> Supplied entries:
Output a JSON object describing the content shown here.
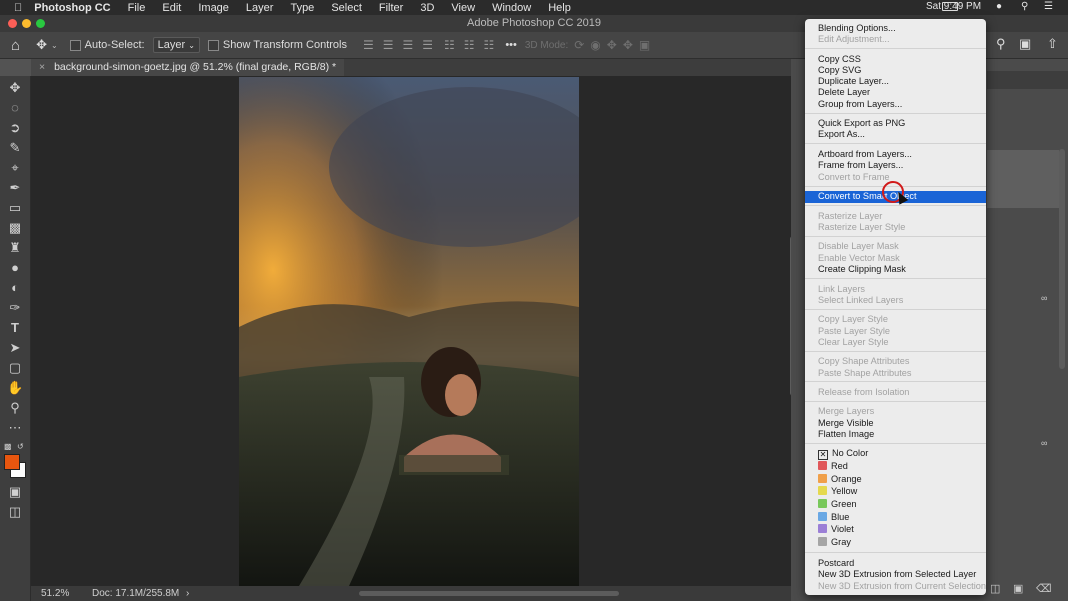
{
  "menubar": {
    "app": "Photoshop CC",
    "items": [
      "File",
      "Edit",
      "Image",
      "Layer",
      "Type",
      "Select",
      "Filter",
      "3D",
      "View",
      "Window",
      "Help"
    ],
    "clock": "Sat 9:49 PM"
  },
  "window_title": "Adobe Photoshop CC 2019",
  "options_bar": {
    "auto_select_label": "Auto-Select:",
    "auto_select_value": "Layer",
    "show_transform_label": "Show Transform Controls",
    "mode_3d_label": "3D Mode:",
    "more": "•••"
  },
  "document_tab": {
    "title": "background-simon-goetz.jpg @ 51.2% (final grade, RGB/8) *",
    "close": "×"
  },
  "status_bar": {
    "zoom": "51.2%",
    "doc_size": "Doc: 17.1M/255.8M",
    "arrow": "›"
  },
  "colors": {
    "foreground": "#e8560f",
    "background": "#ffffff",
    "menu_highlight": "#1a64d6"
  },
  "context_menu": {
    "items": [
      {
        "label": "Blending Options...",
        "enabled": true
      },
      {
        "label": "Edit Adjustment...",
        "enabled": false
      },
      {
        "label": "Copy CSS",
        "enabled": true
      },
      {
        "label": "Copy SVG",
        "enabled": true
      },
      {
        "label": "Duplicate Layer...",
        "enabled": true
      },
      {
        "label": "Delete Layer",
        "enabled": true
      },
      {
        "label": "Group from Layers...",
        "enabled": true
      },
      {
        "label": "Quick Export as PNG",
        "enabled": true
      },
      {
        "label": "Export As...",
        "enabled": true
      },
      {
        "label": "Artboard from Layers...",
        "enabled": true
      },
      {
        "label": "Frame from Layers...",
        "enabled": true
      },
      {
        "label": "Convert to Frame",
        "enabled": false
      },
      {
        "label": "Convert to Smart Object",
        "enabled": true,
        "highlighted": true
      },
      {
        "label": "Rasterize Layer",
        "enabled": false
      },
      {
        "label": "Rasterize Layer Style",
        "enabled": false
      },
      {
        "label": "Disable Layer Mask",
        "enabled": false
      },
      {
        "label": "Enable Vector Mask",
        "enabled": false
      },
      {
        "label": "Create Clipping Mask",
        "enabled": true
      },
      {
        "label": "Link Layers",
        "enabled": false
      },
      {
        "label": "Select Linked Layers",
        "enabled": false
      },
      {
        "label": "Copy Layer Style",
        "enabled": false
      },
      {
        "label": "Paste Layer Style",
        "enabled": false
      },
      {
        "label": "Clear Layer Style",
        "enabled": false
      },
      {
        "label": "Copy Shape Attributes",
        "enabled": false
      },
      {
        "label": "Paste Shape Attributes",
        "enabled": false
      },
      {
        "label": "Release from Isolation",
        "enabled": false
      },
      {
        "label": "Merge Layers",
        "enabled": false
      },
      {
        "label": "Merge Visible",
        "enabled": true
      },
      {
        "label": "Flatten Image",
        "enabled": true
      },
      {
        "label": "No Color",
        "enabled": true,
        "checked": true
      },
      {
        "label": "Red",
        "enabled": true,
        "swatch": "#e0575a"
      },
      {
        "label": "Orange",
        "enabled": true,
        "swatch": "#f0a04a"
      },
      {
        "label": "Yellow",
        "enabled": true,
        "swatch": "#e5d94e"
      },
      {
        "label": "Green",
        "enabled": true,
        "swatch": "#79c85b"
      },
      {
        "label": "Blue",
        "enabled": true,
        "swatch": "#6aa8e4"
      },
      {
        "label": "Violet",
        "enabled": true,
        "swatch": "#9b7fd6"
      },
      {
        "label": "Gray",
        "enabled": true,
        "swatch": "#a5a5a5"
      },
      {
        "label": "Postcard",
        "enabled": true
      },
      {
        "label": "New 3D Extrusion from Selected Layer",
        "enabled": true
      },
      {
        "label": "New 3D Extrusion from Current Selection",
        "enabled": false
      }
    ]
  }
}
--
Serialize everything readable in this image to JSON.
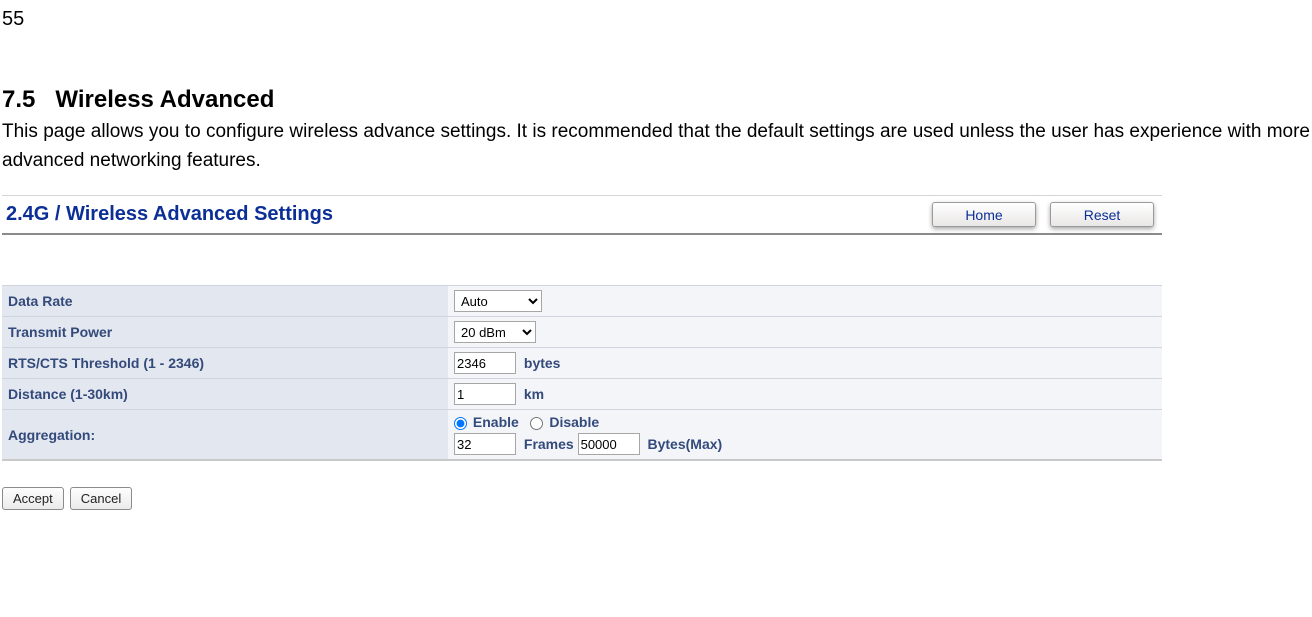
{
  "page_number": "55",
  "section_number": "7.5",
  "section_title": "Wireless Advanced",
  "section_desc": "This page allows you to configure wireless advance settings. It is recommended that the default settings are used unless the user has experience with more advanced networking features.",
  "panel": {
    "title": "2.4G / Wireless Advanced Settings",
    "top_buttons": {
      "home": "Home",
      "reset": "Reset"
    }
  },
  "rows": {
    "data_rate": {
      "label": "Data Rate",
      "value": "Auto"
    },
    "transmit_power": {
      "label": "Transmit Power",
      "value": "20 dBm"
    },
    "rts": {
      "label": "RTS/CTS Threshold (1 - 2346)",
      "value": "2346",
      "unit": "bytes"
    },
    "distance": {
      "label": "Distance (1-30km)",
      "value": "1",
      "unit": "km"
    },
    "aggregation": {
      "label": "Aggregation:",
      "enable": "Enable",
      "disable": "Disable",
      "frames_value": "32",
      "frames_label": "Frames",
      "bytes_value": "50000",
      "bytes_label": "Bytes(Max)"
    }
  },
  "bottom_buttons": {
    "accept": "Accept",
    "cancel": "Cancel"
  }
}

> Your objective:
Report how many lines of the data contain the word "Photoshop", using the number alone.

> Output below:
2